Below are some records; retype all of them exactly.

-- Begin Material provided --

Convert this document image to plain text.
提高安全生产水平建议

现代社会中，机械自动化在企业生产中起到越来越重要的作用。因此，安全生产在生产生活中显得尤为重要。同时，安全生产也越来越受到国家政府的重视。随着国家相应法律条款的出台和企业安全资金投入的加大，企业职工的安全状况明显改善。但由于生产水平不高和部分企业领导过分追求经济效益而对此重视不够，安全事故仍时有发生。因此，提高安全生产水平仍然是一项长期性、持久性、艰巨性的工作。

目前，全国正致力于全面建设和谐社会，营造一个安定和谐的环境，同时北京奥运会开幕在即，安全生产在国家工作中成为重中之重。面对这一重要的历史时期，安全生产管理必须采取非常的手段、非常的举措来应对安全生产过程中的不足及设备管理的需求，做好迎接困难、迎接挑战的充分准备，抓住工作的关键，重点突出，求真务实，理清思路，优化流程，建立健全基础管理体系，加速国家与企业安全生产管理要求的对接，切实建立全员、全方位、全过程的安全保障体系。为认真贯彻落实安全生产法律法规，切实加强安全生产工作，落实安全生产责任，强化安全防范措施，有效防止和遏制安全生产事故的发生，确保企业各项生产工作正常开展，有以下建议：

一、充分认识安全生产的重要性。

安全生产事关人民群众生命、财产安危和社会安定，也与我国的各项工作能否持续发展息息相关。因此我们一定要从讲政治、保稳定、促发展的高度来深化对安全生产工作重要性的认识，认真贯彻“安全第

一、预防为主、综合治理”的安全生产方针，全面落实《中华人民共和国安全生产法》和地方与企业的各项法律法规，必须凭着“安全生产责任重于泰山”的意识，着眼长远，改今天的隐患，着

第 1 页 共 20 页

-- End Material provided --

# Correct result
Convert this document image to plain text.
提高安全生产水平建议

现代社会中，机械自动化在企业生产中起到越来越重要的作用。因此，安全生产在生产生活中显得尤为重要。同时，安全生产也越来越受到国家政府的重视。随着国家相应法律条款的出台和企业安全资金投入的加大，企业职工的安全状况明显改善。但由于生产水平不高和部分企业领导过分追求经济效益而对此重视不够，安全事故仍时有发生。因此，提高安全生产水平仍然是一项长期性、持久性、艰巨性的工作。

目前，全国正致力于全面建设和谐社会，营造一个安定和谐的环境，同时北京奥运会开幕在即，安全生产在国家工作中成为重中之重。面对这一重要的历史时期，安全生产管理必须采取非常的手段、非常的举措来应对安全生产过程中的不足及设备管理的需求，做好迎接困难、迎接挑战的充分准备，抓住工作的关键，重点突出，求真务实，理清思路，优化流程，建立健全基础管理体系，加速国家与企业安全生产管理要求的对接，切实建立全员、全方位、全过程的安全保障体系。为认真贯彻落实安全生产法律法规，切实加强安全生产工作，落实安全生产责任，强化安全防范措施，有效防止和遏制安全生产事故的发生，确保企业各项生产工作正常开展，有以下建议：

一、充分认识安全生产的重要性。

安全生产事关人民群众生命、财产安危和社会安定，也与我国的各项工作能否持续发展息息相关。因此我们一定要从讲政治、保稳定、促发展的高度来深化对安全生产工作重要性的认识，认真贯彻“安全第

一、预防为主、综合治理”的安全生产方针，全面落实《中华人民共和国安全生产法》和地方与企业的各项法律法规，必须凭着“安全生产责任重于泰山”的意识，着眼长远，改今天的隐患，着

第 1 页 共 20 页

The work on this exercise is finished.